— Work instructions —
Write out the lines below as a numbered list, skipping any blank lines and leaving out the picture.

— Data for this exercise —
-- BEGIN --
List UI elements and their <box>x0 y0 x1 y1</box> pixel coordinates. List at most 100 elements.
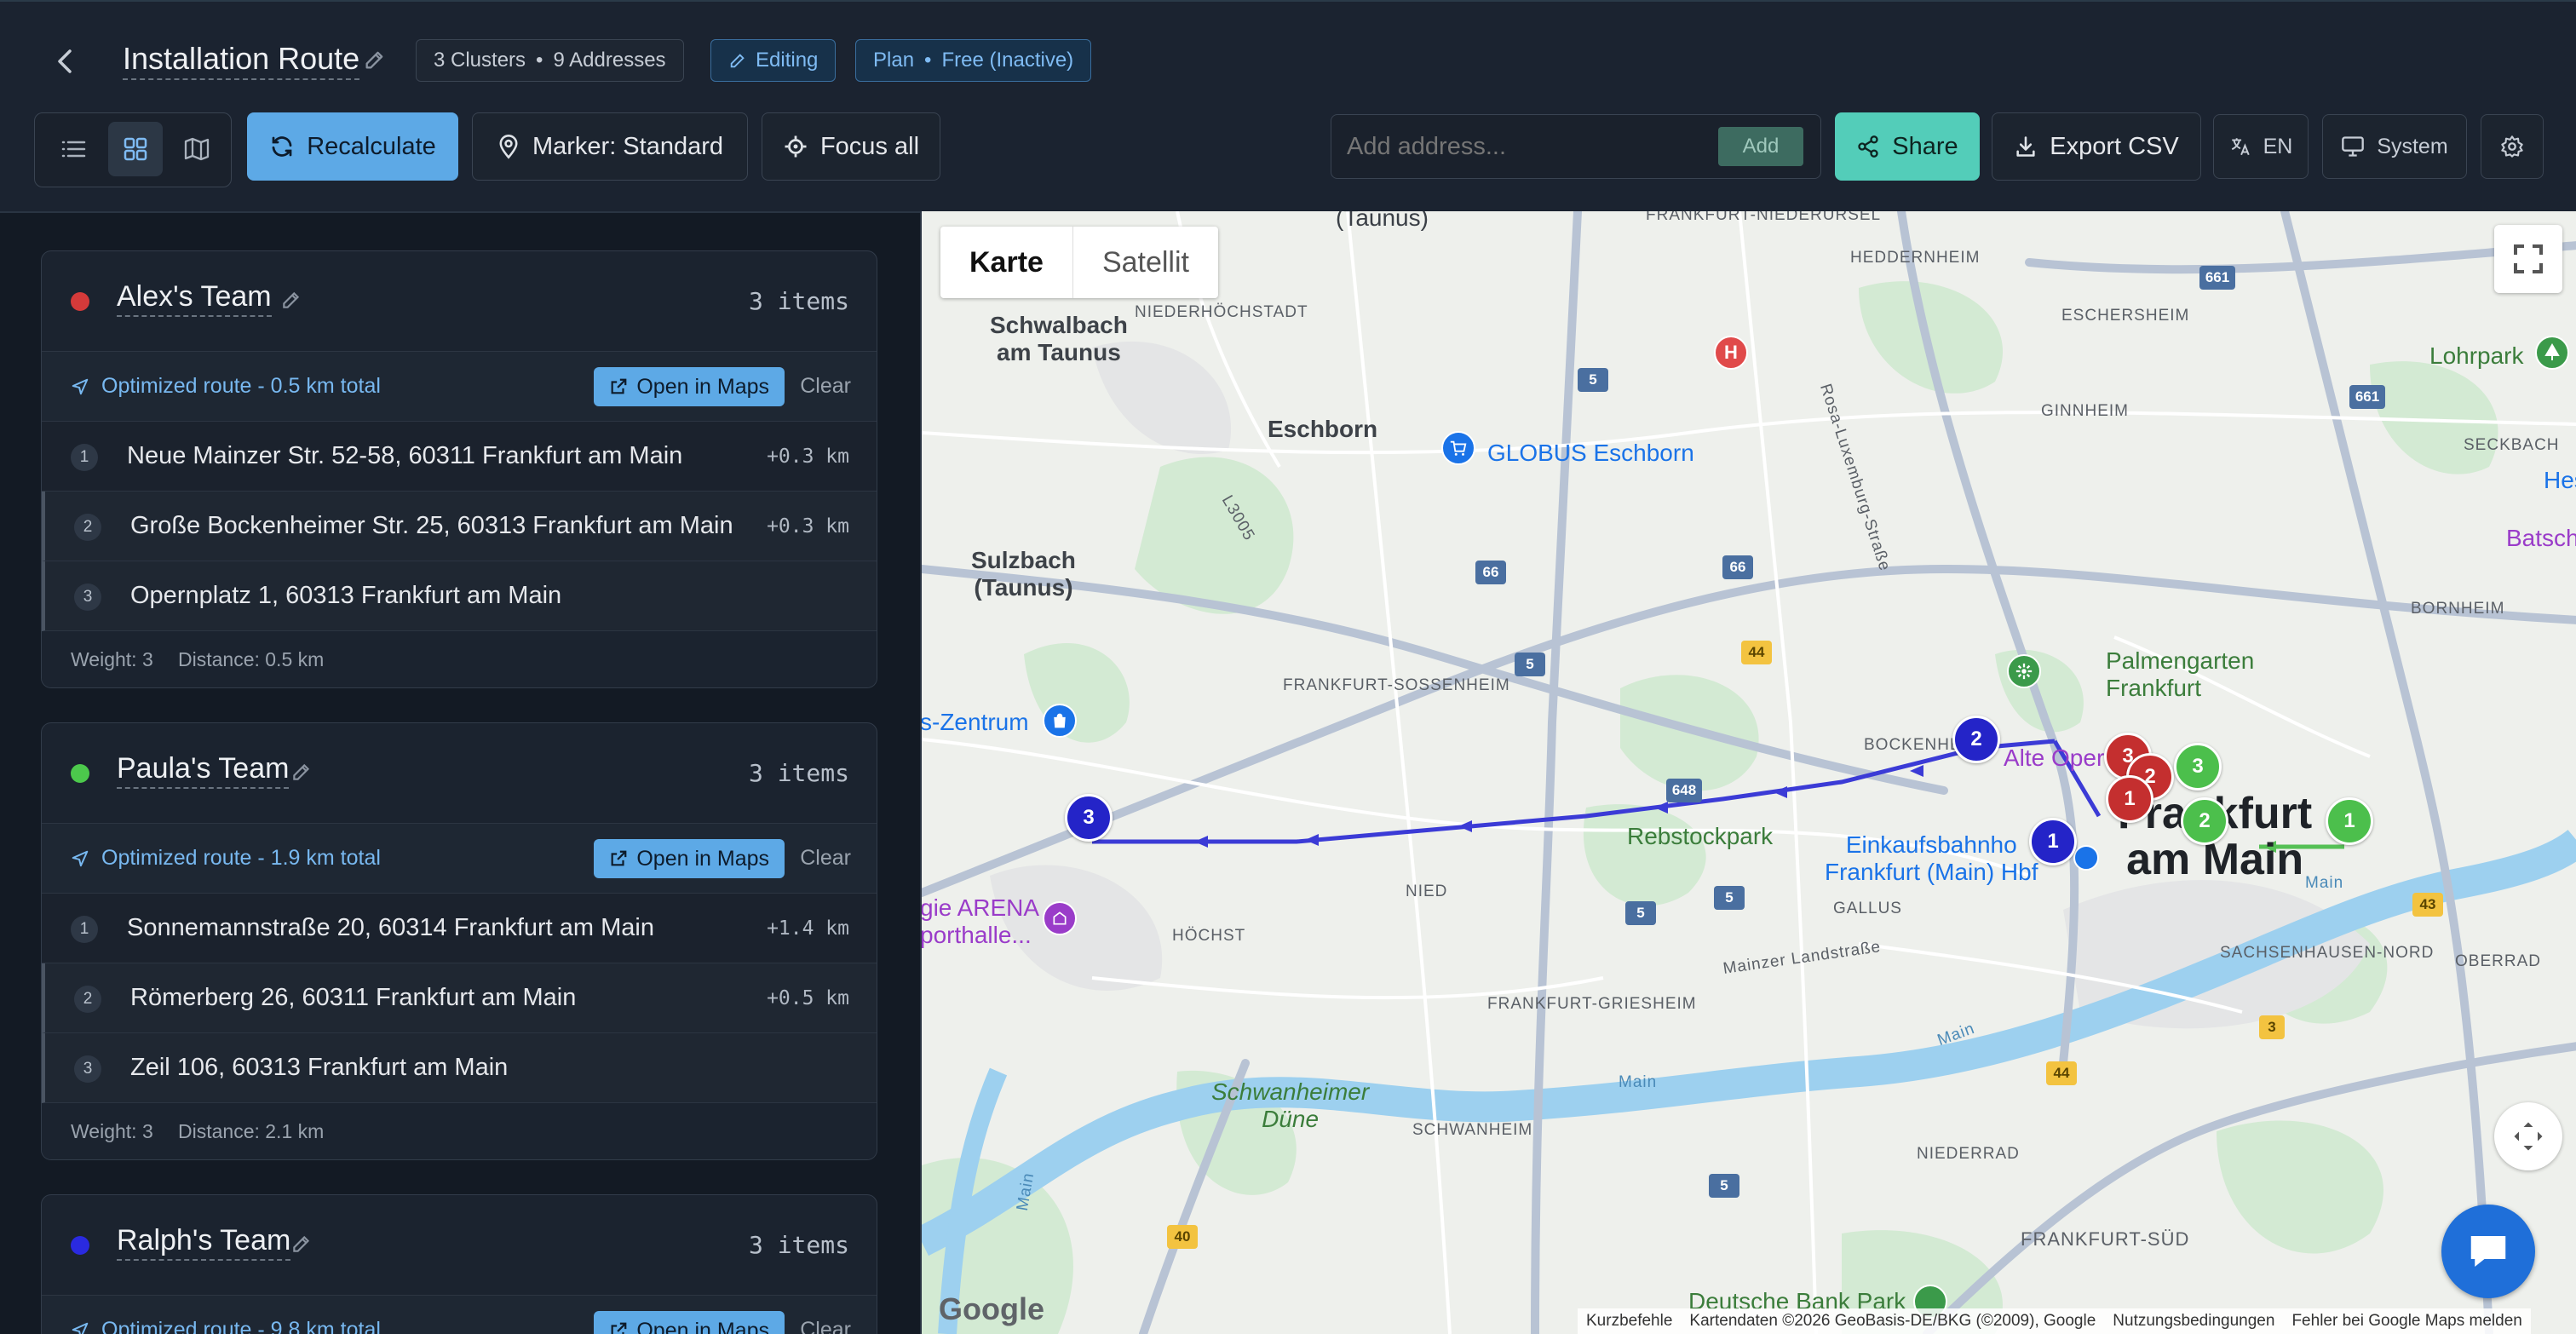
map-label: Main <box>1619 1073 1658 1091</box>
park-icon[interactable] <box>2535 336 2569 370</box>
language-button[interactable]: EN <box>2213 114 2309 179</box>
edit-name-icon[interactable] <box>290 761 313 783</box>
stop-number: 1 <box>71 916 98 943</box>
shopping-bag-icon[interactable] <box>1043 704 1077 738</box>
map-label: Sulzbach (Taunus) <box>971 547 1076 601</box>
add-address-button[interactable]: Add <box>1718 127 1803 166</box>
map-label: NIED <box>1406 883 1448 900</box>
road-shield: 5 <box>1714 886 1745 910</box>
open-in-maps-button[interactable]: Open in Maps <box>594 1311 785 1334</box>
route-summary: Optimized route - 0.5 km total Open in M… <box>42 352 877 422</box>
flower-icon[interactable] <box>2007 654 2041 688</box>
cluster-name[interactable]: Alex's Team <box>117 280 272 317</box>
map-label: Hes <box>2544 467 2576 493</box>
move-arrows-icon <box>2514 1122 2543 1151</box>
list-item[interactable]: 2 Römerberg 26, 60311 Frankfurt am Main … <box>42 963 877 1033</box>
address-input[interactable] <box>1347 127 1688 166</box>
shopping-cart-icon[interactable] <box>1441 431 1475 465</box>
clear-route-button[interactable]: Clear <box>800 374 851 399</box>
edit-name-icon[interactable] <box>280 289 302 311</box>
terms-link[interactable]: Nutzungsbedingungen <box>2113 1312 2274 1331</box>
grid-icon <box>124 137 147 161</box>
route-marker[interactable]: 1 <box>2326 797 2373 845</box>
cluster-color-dot <box>71 1236 89 1255</box>
stop-number: 3 <box>74 1055 101 1083</box>
route-marker[interactable]: 3 <box>1065 794 1113 842</box>
cluster-item-count: 3 items <box>748 1231 849 1259</box>
map-canvas[interactable]: 5 661 661 66 66 5 44 648 5 5 44 3 43 40 … <box>920 211 2576 1334</box>
recalculate-button[interactable]: Recalculate <box>247 112 458 181</box>
edit-name-icon[interactable] <box>290 1233 313 1255</box>
route-marker[interactable]: 2 <box>1952 716 2000 763</box>
edit-title-icon[interactable] <box>363 48 387 72</box>
map-label: GALLUS <box>1833 900 1902 917</box>
cluster-distance: Distance: 2.1 km <box>178 1120 325 1142</box>
list-item[interactable]: 3 Zeil 106, 60313 Frankfurt am Main <box>42 1033 877 1103</box>
back-button[interactable] <box>48 44 82 78</box>
map-view-button[interactable] <box>170 122 224 176</box>
list-item[interactable]: 2 Große Bockenheimer Str. 25, 60313 Fran… <box>42 492 877 561</box>
clear-route-button[interactable]: Clear <box>800 846 851 871</box>
route-total: Optimized route - 0.5 km total <box>101 374 381 398</box>
cluster-name[interactable]: Paula's Team <box>117 752 290 789</box>
map-label: SECKBACH <box>2464 436 2560 454</box>
list-item[interactable]: 1 Sonnemannstraße 20, 60314 Frankfurt am… <box>42 894 877 963</box>
stop-address: Opernplatz 1, 60313 Frankfurt am Main <box>130 582 562 609</box>
clear-route-button[interactable]: Clear <box>800 1318 851 1334</box>
route-arrow-icon <box>1774 786 1787 798</box>
cluster-panel[interactable]: Alex's Team 3 items Optimized route - 0.… <box>0 213 920 1334</box>
marker-style-button[interactable]: Marker: Standard <box>472 112 748 181</box>
venue-icon[interactable] <box>1043 901 1077 935</box>
grid-view-button[interactable] <box>108 122 163 176</box>
map-type-map-tab[interactable]: Karte <box>940 227 1072 298</box>
route-marker[interactable]: 2 <box>2181 797 2228 845</box>
report-error-link[interactable]: Fehler bei Google Maps melden <box>2291 1312 2521 1331</box>
route-marker[interactable]: 1 <box>2029 818 2077 865</box>
map-label: SCHWANHEIM <box>1412 1121 1533 1139</box>
list-icon <box>61 141 86 158</box>
chat-bubble-button[interactable] <box>2441 1205 2535 1298</box>
stop-number: 1 <box>71 444 98 471</box>
keyboard-shortcuts-link[interactable]: Kurzbefehle <box>1586 1312 1672 1331</box>
cluster-distance: Distance: 0.5 km <box>178 648 325 670</box>
list-item[interactable]: 1 Neue Mainzer Str. 52-58, 60311 Frankfu… <box>42 422 877 492</box>
google-logo: Google <box>939 1291 1044 1326</box>
road-shield: 66 <box>1722 555 1753 579</box>
road-shield: 5 <box>1515 653 1545 676</box>
addresses-count: 9 Addresses <box>553 49 666 72</box>
fullscreen-button[interactable] <box>2494 225 2562 293</box>
map-label: s-Zentrum <box>920 709 1029 735</box>
focus-all-label: Focus all <box>819 132 920 160</box>
route-marker[interactable]: 3 <box>2174 743 2222 791</box>
export-csv-button[interactable]: Export CSV <box>1992 112 2201 181</box>
cluster-name[interactable]: Ralph's Team <box>117 1224 291 1261</box>
share-icon <box>1858 135 1878 158</box>
map-label: (Taunus) <box>1336 211 1429 231</box>
map-label: OBERRAD <box>2455 952 2541 970</box>
plan-separator: • <box>924 49 932 72</box>
cluster-color-dot <box>71 292 89 311</box>
page-title[interactable]: Installation Route <box>123 41 360 80</box>
list-view-button[interactable] <box>47 122 101 176</box>
map-label: FRANKFURT-NIEDERURSEL <box>1646 211 1882 224</box>
hospital-icon[interactable]: H <box>1714 336 1748 370</box>
theme-button[interactable]: System <box>2322 114 2467 179</box>
open-in-maps-button[interactable]: Open in Maps <box>594 367 785 406</box>
external-link-icon <box>611 850 627 866</box>
map-type-satellite-tab[interactable]: Satellit <box>1072 227 1218 298</box>
list-item[interactable]: 3 Opernplatz 1, 60313 Frankfurt am Main <box>42 561 877 631</box>
settings-button[interactable] <box>2481 114 2544 179</box>
plan-chip[interactable]: Plan • Free (Inactive) <box>855 39 1092 82</box>
stop-distance: +0.3 km <box>767 446 849 468</box>
open-in-maps-button[interactable]: Open in Maps <box>594 839 785 878</box>
camera-control-button[interactable] <box>2494 1102 2562 1170</box>
share-button[interactable]: Share <box>1835 112 1980 181</box>
route-marker[interactable]: 1 <box>2106 775 2153 823</box>
external-link-icon <box>611 378 627 394</box>
stop-distance: +0.3 km <box>767 515 849 538</box>
cluster-weight: Weight: 3 <box>71 1120 153 1142</box>
editing-chip[interactable]: Editing <box>710 39 837 82</box>
map-label: Main <box>2305 874 2344 892</box>
route-arrow-icon <box>1458 820 1472 832</box>
focus-all-button[interactable]: Focus all <box>762 112 940 181</box>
-- END --
— Exercise result —
1. List UI elements and their <box>x0 y0 x1 y1</box> pixel coordinates. List at most 100 elements.
2. map-label: Main <box>1619 1073 1658 1091</box>
3. park-icon[interactable] <box>2535 336 2569 370</box>
4. language-button[interactable]: EN <box>2213 114 2309 179</box>
5. edit-name-icon[interactable] <box>290 761 313 783</box>
6. stop-number: 1 <box>71 916 98 943</box>
7. shopping-bag-icon[interactable] <box>1043 704 1077 738</box>
8. map-label: Sulzbach (Taunus) <box>971 547 1076 601</box>
9. add-address-button[interactable]: Add <box>1718 127 1803 166</box>
10. map-label: NIED <box>1406 883 1448 900</box>
11. road-shield: 5 <box>1714 886 1745 910</box>
12. open-in-maps-button[interactable]: Open in Maps <box>594 1311 785 1334</box>
13. route-summary: Optimized route - 0.5 km total Open in M… <box>42 352 877 422</box>
14. flower-icon[interactable] <box>2007 654 2041 688</box>
15. cluster-name[interactable]: Alex's Team <box>117 280 272 317</box>
16. map-label: Hes <box>2544 467 2576 493</box>
17. move-arrows-icon <box>2514 1122 2543 1151</box>
18. list-item[interactable]: 2 Römerberg 26, 60311 Frankfurt am Main … <box>42 963 877 1033</box>
19. address-input[interactable] <box>1347 127 1688 166</box>
20. shopping-cart-icon[interactable] <box>1441 431 1475 465</box>
21. clear-route-button[interactable]: Clear <box>800 374 851 399</box>
22. edit-name-icon[interactable] <box>280 289 302 311</box>
23. terms-link[interactable]: Nutzungsbedingungen <box>2113 1312 2274 1331</box>
24. grid-icon <box>124 137 147 161</box>
25. route-marker[interactable]: 1 <box>2326 797 2373 845</box>
26. cluster-color-dot <box>71 1236 89 1255</box>
27. stop-number: 3 <box>74 1055 101 1083</box>
28. route-marker[interactable]: 3 <box>1065 794 1113 842</box>
29. cluster-item-count: 3 items <box>748 1231 849 1259</box>
30. map-canvas[interactable]: 5 661 661 66 66 5 44 648 5 5 44 3 43 40 … <box>920 211 2576 1334</box>
31. recalculate-button[interactable]: Recalculate <box>247 112 458 181</box>
32. edit-name-icon[interactable] <box>290 1233 313 1255</box>
33. route-marker[interactable]: 2 <box>1952 716 2000 763</box>
34. edit-title-icon[interactable] <box>363 48 387 72</box>
35. map-label: GALLUS <box>1833 900 1902 917</box>
36. cluster-distance: Distance: 2.1 km <box>178 1120 325 1142</box>
37. list-item[interactable]: 3 Zeil 106, 60313 Frankfurt am Main <box>42 1033 877 1103</box>
38. back-button[interactable] <box>48 44 82 78</box>
39. map-view-button[interactable] <box>170 122 224 176</box>
40. list-item[interactable]: 2 Große Bockenheimer Str. 25, 60313 Fran… <box>42 492 877 561</box>
41. clear-route-button[interactable]: Clear <box>800 846 851 871</box>
42. route-total: Optimized route - 0.5 km total <box>101 374 381 398</box>
43. cluster-name[interactable]: Paula's Team <box>117 752 290 789</box>
44. map-label: SECKBACH <box>2464 436 2560 454</box>
45. list-item[interactable]: 1 Sonnemannstraße 20, 60314 Frankfurt am… <box>42 894 877 963</box>
46. stop-address: Opernplatz 1, 60313 Frankfurt am Main <box>130 582 562 609</box>
47. clear-route-button[interactable]: Clear <box>800 1318 851 1334</box>
48. route-arrow-icon <box>1774 786 1787 798</box>
49. cluster-panel[interactable]: Alex's Team 3 items Optimized route - 0.… <box>0 213 920 1334</box>
50. marker-style-button[interactable]: Marker: Standard <box>472 112 748 181</box>
51. venue-icon[interactable] <box>1043 901 1077 935</box>
52. grid-view-button[interactable] <box>108 122 163 176</box>
53. map-type-map-tab[interactable]: Karte <box>940 227 1072 298</box>
54. route-marker[interactable]: 2 <box>2181 797 2228 845</box>
55. report-error-link[interactable]: Fehler bei Google Maps melden <box>2291 1312 2521 1331</box>
56. route-marker[interactable]: 1 <box>2029 818 2077 865</box>
57. map-label: SCHWANHEIM <box>1412 1121 1533 1139</box>
58. list-icon <box>61 141 86 158</box>
59. chat-bubble-button[interactable] <box>2441 1205 2535 1298</box>
60. stop-number: 1 <box>71 444 98 471</box>
61. keyboard-shortcuts-link[interactable]: Kurzbefehle <box>1586 1312 1672 1331</box>
62. cluster-distance: Distance: 0.5 km <box>178 648 325 670</box>
63. list-item[interactable]: 1 Neue Mainzer Str. 52-58, 60311 Frankfu… <box>42 422 877 492</box>
64. google-logo: Google <box>939 1291 1044 1326</box>
65. road-shield: 66 <box>1722 555 1753 579</box>
66. road-shield: 5 <box>1515 653 1545 676</box>
67. addresses-count: 9 Addresses <box>553 49 666 72</box>
68. fullscreen-button[interactable] <box>2494 225 2562 293</box>
69. map-label: s-Zentrum <box>920 709 1029 735</box>
70. focus-all-label: Focus all <box>819 132 920 160</box>
71. route-marker[interactable]: 3 <box>2174 743 2222 791</box>
72. export-csv-button[interactable]: Export CSV <box>1992 112 2201 181</box>
73. cluster-name[interactable]: Ralph's Team <box>117 1224 291 1261</box>
74. share-icon <box>1858 135 1878 158</box>
75. map-label: (Taunus) <box>1336 211 1429 231</box>
76. map-label: OBERRAD <box>2455 952 2541 970</box>
77. plan-separator: • <box>924 49 932 72</box>
78. cluster-color-dot <box>71 292 89 311</box>
79. page-title[interactable]: Installation Route <box>123 41 360 80</box>
80. list-view-button[interactable] <box>47 122 101 176</box>
81. map-label: FRANKFURT-NIEDERURSEL <box>1646 211 1882 224</box>
82. hospital-icon[interactable]: H <box>1714 336 1748 370</box>
83. theme-button[interactable]: System <box>2322 114 2467 179</box>
84. open-in-maps-button[interactable]: Open in Maps <box>594 367 785 406</box>
85. external-link-icon <box>611 850 627 866</box>
86. map-type-satellite-tab[interactable]: Satellit <box>1072 227 1218 298</box>
87. list-item[interactable]: 3 Opernplatz 1, 60313 Frankfurt am Main <box>42 561 877 631</box>
88. settings-button[interactable] <box>2481 114 2544 179</box>
89. plan-chip[interactable]: Plan • Free (Inactive) <box>855 39 1092 82</box>
90. stop-distance: +0.3 km <box>767 446 849 468</box>
91. open-in-maps-button[interactable]: Open in Maps <box>594 839 785 878</box>
92. camera-control-button[interactable] <box>2494 1102 2562 1170</box>
93. share-button[interactable]: Share <box>1835 112 1980 181</box>
94. route-marker[interactable]: 1 <box>2106 775 2153 823</box>
95. external-link-icon <box>611 378 627 394</box>
96. stop-distance: +0.3 km <box>767 515 849 538</box>
97. cluster-weight: Weight: 3 <box>71 1120 153 1142</box>
98. editing-chip[interactable]: Editing <box>710 39 837 82</box>
99. map-label: Main <box>2305 874 2344 892</box>
100. route-arrow-icon <box>1458 820 1472 832</box>
101. focus-all-button[interactable]: Focus all <box>762 112 940 181</box>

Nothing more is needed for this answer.